START Dataset extract

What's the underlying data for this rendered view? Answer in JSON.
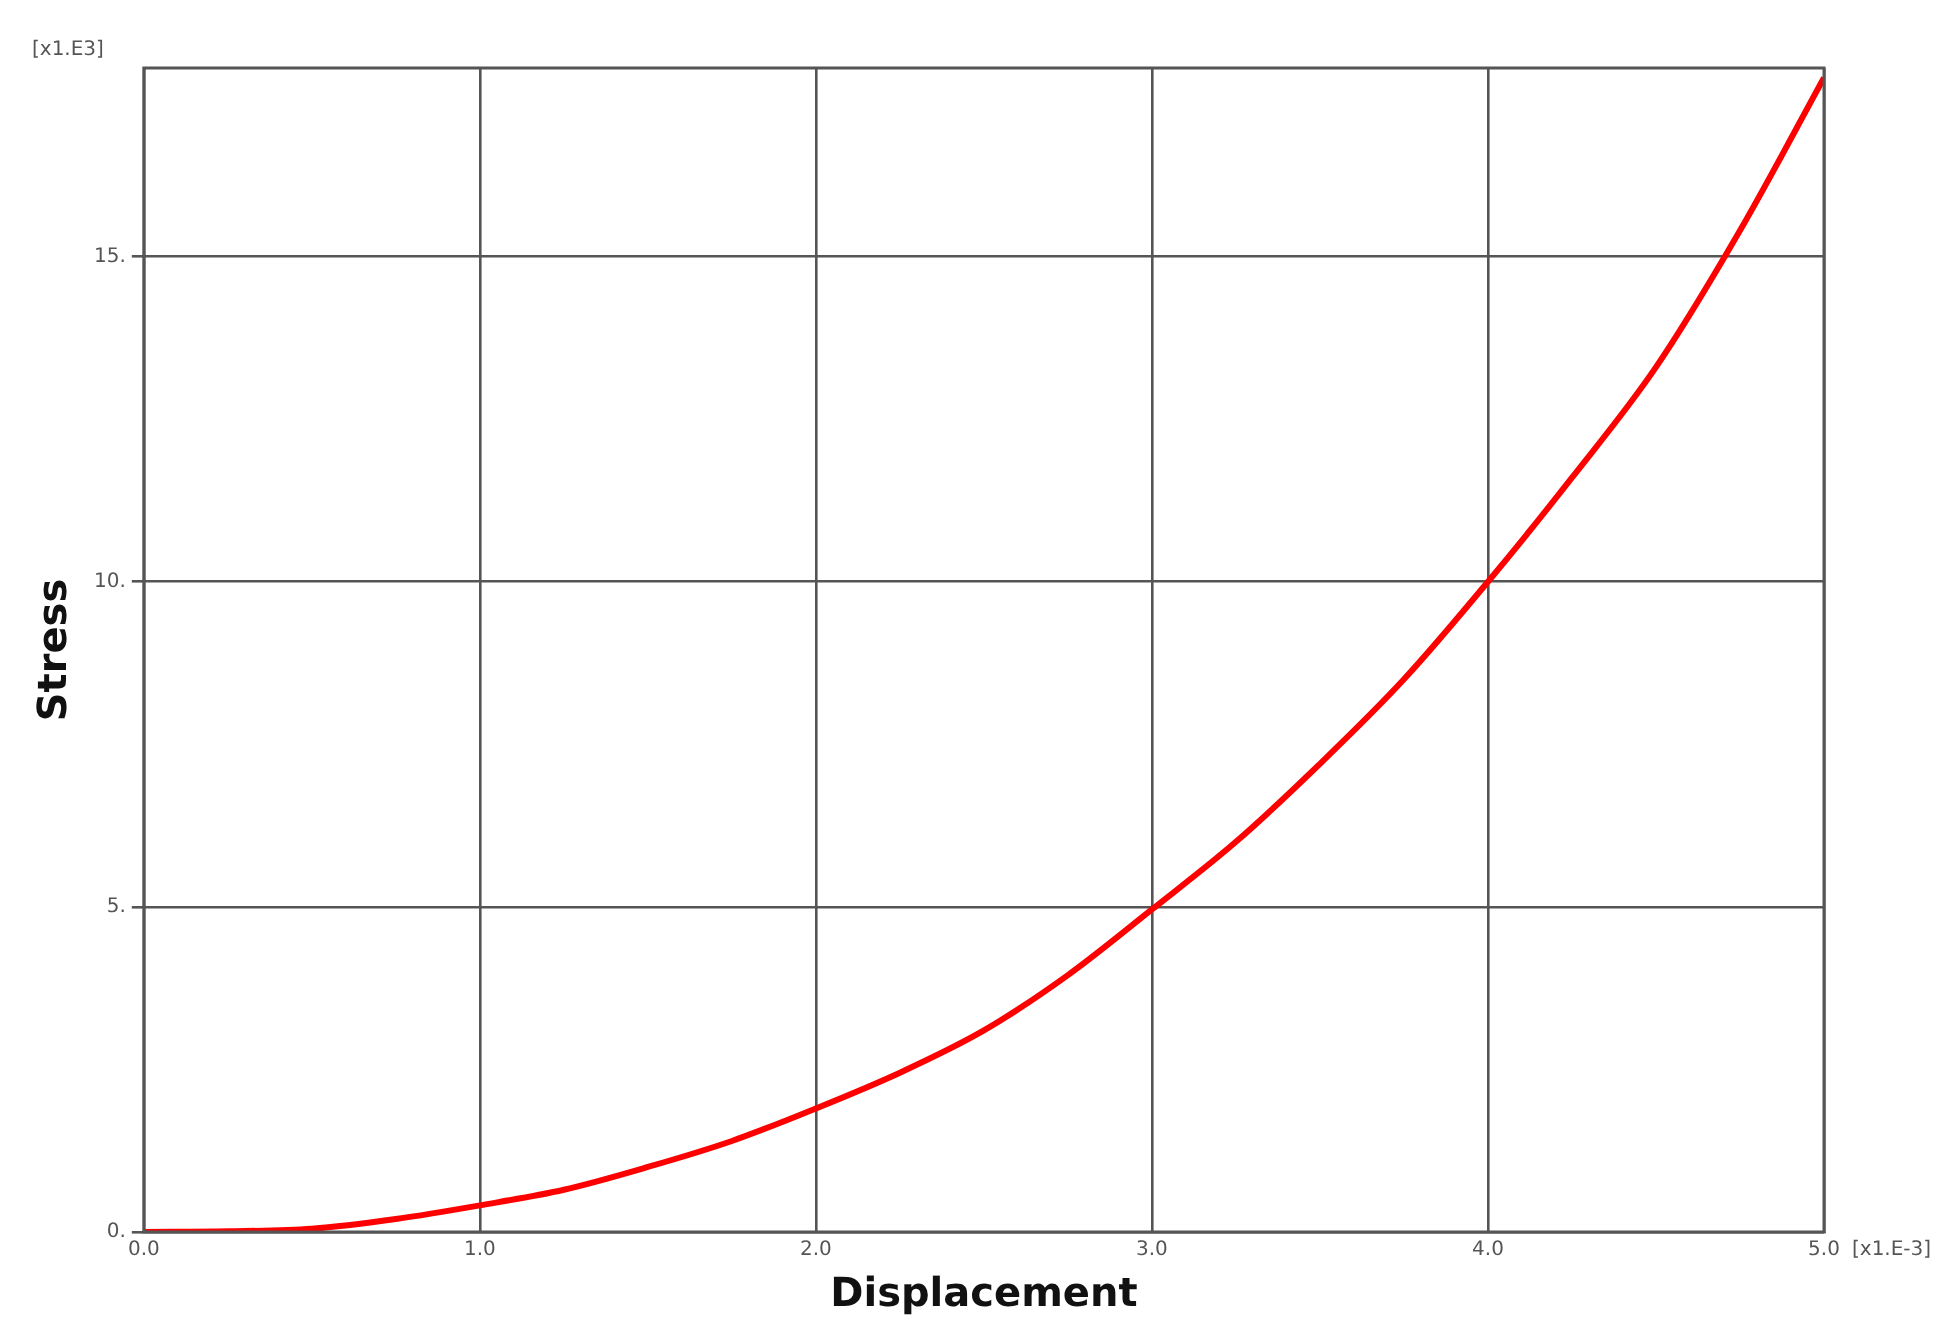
{
  "chart_data": {
    "type": "line",
    "xlabel": "Displacement",
    "ylabel": "Stress",
    "annotations": [
      "[x1.E3]",
      "[x1.E-3]"
    ],
    "x": [
      0,
      0.25,
      0.5,
      0.75,
      1.0,
      1.25,
      1.5,
      1.75,
      2.0,
      2.25,
      2.5,
      2.75,
      3.0,
      3.25,
      3.5,
      3.75,
      4.0,
      4.25,
      4.5,
      4.75,
      5.0
    ],
    "series": [
      {
        "color": "#ff0000",
        "values": [
          0,
          0.01,
          0.05,
          0.2,
          0.41,
          0.65,
          1.0,
          1.4,
          1.9,
          2.45,
          3.1,
          3.95,
          4.96,
          6.0,
          7.2,
          8.5,
          10.0,
          11.6,
          13.3,
          15.4,
          17.75
        ]
      }
    ],
    "xlim": [
      0,
      5
    ],
    "ylim": [
      0,
      17.9
    ],
    "xticks": [
      {
        "value": 0,
        "label": "0.0"
      },
      {
        "value": 1,
        "label": "1.0"
      },
      {
        "value": 2,
        "label": "2.0"
      },
      {
        "value": 3,
        "label": "3.0"
      },
      {
        "value": 4,
        "label": "4.0"
      },
      {
        "value": 5,
        "label": "5.0"
      }
    ],
    "yticks": [
      {
        "value": 0,
        "label": "0."
      },
      {
        "value": 5,
        "label": "5."
      },
      {
        "value": 10,
        "label": "10."
      },
      {
        "value": 15,
        "label": "15."
      }
    ],
    "grid": true,
    "legend": false,
    "marker": "none",
    "line_style": "solid"
  }
}
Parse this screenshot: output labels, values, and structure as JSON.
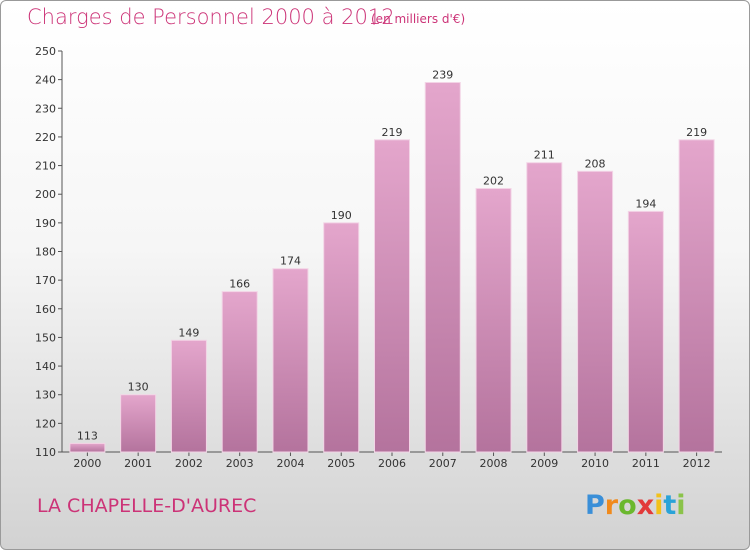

END Dataset extract

→ **Written problem**
Using the records above, gather all lines where the string "values" is present.

→ **Problem solution**
        "values": [
Parse this screenshot: output labels, values, and structure as JSON.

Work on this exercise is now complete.